### PROBLEM TO SOLVE
Tell me how many lines hold "with", please, using only the number.
>> Begin PROVIDED DATA
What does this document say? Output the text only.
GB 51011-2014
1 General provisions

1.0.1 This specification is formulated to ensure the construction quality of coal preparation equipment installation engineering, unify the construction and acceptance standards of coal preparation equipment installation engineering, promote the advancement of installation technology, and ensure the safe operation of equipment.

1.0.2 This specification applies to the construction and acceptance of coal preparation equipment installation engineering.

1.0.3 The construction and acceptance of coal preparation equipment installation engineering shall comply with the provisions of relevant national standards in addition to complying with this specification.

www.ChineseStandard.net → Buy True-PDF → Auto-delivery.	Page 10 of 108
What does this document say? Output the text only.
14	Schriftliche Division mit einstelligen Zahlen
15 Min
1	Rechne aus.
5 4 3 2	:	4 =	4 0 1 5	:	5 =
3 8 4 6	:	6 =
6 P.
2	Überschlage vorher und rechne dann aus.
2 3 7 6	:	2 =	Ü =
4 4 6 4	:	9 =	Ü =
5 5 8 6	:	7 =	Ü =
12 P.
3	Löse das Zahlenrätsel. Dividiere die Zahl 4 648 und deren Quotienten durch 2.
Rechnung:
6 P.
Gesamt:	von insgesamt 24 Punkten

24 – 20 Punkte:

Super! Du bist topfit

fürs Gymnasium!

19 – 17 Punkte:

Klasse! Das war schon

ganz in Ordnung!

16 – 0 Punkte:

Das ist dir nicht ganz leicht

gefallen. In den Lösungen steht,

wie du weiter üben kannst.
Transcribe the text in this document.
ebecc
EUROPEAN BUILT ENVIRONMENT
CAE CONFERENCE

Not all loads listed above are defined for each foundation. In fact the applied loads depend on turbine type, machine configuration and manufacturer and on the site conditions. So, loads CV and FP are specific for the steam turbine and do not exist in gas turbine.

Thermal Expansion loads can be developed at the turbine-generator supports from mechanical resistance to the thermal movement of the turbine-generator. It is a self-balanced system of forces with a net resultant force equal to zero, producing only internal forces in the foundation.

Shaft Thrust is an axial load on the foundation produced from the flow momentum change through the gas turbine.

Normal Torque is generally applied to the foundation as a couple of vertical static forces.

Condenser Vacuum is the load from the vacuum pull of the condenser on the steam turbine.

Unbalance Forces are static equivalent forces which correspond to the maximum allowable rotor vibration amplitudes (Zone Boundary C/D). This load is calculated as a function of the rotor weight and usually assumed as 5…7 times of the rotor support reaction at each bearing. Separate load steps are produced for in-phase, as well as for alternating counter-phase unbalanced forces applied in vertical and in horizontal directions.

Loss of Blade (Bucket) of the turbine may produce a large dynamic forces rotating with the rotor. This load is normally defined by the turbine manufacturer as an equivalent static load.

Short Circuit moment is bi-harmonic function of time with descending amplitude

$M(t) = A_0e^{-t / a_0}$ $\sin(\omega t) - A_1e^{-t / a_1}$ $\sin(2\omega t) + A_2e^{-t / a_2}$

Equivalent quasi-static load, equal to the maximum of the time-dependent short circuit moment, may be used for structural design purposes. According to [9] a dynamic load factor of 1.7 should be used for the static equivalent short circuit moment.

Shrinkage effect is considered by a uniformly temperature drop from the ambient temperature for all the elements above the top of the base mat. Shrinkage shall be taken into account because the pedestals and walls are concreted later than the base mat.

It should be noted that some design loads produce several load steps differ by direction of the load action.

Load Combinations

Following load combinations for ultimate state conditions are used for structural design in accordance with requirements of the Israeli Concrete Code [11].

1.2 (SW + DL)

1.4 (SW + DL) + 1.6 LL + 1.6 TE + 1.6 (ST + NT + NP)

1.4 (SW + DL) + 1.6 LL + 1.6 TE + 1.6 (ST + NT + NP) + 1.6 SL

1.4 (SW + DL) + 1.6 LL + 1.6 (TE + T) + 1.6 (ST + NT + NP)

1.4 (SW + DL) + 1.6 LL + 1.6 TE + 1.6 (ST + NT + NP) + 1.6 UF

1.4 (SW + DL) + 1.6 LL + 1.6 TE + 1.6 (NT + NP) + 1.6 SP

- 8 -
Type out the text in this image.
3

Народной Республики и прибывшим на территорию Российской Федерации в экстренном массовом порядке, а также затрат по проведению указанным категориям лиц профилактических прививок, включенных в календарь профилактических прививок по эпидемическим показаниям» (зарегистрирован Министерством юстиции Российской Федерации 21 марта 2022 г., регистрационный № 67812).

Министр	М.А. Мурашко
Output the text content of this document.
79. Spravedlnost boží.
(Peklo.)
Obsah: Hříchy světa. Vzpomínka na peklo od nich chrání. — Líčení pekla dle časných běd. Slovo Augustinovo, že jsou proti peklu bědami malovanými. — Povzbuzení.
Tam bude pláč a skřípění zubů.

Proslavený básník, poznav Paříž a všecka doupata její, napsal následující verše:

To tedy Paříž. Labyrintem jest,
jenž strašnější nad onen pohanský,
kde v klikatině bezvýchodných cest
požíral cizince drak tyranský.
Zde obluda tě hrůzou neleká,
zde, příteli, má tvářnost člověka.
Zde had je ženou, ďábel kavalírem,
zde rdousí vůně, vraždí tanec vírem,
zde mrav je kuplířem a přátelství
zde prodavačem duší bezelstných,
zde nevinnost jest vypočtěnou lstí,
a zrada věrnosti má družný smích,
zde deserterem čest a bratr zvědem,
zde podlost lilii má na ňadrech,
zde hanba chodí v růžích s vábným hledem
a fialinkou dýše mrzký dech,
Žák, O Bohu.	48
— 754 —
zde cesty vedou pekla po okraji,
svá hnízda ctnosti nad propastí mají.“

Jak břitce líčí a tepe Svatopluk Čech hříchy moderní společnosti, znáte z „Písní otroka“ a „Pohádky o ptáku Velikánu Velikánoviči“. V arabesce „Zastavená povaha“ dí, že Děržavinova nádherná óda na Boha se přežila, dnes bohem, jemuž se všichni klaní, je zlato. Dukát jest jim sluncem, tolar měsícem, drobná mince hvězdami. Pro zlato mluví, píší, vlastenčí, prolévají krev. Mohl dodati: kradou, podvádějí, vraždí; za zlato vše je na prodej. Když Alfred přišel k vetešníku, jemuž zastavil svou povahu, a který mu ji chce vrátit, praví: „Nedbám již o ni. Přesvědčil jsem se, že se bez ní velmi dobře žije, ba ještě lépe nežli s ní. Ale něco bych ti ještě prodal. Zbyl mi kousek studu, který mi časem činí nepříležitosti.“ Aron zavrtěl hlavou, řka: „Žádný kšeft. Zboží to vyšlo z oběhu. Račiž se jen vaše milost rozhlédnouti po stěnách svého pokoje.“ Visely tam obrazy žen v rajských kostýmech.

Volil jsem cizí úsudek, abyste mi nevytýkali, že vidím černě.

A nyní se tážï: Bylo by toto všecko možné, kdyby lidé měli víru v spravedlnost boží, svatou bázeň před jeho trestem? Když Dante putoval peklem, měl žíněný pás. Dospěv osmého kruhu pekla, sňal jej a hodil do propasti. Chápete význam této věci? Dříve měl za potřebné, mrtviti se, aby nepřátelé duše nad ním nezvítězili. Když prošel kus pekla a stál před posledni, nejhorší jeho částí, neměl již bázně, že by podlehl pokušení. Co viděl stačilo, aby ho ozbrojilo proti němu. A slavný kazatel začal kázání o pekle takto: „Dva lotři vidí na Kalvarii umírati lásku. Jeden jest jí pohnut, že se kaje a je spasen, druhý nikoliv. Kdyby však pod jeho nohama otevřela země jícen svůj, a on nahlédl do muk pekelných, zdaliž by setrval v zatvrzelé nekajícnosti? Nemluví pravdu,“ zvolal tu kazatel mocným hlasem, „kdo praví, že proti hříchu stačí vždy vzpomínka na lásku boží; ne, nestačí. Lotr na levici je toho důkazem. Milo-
>> End PROVIDED DATA
### TASK OUTPUT
5